Listing:
>>

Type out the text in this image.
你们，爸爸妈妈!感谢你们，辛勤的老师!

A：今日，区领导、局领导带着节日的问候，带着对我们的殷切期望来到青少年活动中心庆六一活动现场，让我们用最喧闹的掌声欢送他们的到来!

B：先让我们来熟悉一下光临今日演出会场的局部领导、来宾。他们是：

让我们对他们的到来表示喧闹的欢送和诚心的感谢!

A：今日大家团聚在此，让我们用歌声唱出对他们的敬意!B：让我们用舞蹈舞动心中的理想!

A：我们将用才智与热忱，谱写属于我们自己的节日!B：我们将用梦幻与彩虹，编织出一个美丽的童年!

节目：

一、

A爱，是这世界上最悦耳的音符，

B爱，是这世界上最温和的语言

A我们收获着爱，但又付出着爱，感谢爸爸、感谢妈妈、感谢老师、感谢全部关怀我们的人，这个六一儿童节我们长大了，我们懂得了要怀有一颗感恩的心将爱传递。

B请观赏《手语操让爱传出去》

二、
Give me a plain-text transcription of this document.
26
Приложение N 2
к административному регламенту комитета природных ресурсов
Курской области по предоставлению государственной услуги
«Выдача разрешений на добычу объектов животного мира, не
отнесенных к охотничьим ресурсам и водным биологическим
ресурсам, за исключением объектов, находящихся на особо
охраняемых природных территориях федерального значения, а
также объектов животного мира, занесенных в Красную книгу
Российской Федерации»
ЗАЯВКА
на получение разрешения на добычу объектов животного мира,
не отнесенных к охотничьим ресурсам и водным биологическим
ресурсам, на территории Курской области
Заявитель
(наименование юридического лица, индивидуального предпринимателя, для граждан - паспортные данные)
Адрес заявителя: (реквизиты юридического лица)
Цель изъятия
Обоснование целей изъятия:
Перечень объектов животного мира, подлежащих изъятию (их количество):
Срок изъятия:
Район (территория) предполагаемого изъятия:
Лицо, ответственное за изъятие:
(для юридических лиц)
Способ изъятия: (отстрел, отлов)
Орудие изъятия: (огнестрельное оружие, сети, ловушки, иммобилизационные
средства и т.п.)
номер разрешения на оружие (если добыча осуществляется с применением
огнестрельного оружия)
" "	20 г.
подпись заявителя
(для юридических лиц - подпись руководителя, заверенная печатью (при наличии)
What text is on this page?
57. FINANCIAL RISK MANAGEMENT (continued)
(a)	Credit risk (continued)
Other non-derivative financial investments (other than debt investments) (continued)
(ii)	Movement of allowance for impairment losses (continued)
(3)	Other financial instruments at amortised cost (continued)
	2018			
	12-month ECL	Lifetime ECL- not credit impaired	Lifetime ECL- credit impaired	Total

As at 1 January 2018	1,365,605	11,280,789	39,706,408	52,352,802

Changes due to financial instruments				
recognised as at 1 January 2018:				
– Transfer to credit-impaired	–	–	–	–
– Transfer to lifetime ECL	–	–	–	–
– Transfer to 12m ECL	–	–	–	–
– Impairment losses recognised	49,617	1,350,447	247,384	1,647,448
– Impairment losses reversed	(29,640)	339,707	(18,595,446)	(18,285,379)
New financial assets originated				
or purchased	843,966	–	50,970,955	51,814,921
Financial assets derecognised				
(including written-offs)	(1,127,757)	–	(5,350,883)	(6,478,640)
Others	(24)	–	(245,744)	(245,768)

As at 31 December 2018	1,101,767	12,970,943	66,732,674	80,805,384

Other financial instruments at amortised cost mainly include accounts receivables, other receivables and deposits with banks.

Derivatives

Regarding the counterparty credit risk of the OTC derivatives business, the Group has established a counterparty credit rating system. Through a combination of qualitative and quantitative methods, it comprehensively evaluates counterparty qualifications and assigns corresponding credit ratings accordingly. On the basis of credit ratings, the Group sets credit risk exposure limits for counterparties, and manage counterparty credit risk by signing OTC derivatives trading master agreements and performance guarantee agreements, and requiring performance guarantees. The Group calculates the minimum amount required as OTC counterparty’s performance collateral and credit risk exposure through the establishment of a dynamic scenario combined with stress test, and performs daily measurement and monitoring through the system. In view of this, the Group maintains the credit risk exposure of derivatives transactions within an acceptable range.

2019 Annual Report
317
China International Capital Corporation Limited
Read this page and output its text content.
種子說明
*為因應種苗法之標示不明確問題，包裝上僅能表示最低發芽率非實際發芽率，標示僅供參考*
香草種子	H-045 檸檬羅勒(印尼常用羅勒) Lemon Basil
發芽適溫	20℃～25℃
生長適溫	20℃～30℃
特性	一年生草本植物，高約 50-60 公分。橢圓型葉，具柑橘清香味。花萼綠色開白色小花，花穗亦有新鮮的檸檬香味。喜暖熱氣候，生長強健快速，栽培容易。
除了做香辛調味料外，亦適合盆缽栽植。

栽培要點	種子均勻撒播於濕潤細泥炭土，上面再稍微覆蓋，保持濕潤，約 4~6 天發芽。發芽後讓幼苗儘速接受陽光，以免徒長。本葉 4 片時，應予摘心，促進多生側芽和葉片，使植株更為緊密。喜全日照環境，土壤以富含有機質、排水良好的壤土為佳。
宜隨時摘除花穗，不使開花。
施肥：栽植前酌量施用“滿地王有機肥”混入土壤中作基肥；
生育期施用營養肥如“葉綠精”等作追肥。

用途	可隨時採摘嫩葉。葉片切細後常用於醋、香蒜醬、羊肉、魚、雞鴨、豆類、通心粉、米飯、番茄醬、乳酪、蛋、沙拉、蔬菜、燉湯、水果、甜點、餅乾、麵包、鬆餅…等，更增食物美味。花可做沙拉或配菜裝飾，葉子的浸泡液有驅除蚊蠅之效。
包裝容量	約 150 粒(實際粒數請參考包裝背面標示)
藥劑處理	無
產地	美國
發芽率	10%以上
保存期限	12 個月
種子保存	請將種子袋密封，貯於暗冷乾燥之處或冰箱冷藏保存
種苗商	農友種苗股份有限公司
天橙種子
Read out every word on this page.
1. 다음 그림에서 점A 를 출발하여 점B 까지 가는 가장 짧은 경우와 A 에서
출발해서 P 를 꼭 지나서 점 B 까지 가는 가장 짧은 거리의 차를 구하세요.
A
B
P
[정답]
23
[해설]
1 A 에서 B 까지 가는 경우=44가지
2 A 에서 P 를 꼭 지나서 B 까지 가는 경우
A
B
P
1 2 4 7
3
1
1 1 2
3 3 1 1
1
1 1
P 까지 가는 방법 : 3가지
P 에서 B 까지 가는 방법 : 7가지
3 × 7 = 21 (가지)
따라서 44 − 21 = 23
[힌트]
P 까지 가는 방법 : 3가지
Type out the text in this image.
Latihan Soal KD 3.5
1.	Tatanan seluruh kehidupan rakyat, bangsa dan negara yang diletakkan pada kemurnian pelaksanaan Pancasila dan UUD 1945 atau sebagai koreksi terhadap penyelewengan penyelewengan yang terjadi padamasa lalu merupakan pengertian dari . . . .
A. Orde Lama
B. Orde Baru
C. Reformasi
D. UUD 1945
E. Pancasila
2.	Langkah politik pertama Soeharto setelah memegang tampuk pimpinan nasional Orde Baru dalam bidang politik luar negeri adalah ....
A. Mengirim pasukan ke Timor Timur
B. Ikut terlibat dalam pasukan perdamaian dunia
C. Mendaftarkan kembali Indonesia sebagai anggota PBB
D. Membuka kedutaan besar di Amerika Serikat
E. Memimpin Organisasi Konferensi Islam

<<

Do this: Extract all lines that hold the word "Курской".

Exercise solution:
Курской области по предоставлению государственной услуги
ресурсам, на территории Курской области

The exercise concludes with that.